Scan the entries below and extract each line with the word "reduction" in it.

(Structured figure records)
-- Start --
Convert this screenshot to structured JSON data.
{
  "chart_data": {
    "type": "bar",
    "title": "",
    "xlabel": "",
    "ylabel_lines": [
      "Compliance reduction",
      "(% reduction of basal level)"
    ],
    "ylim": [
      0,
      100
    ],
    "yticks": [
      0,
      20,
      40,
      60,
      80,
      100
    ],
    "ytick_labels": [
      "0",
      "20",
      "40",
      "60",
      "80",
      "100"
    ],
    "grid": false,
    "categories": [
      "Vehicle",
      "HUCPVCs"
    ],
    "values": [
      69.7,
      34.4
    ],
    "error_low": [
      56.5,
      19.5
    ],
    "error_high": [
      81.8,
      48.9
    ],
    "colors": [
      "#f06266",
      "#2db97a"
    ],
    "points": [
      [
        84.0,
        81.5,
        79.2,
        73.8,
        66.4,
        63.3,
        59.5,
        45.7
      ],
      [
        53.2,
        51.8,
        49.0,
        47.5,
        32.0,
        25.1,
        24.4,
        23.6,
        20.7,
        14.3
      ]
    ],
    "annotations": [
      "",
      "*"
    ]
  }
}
-- End --
> [Answer below]
      "Compliance reduction",
      "(% reduction of basal level)"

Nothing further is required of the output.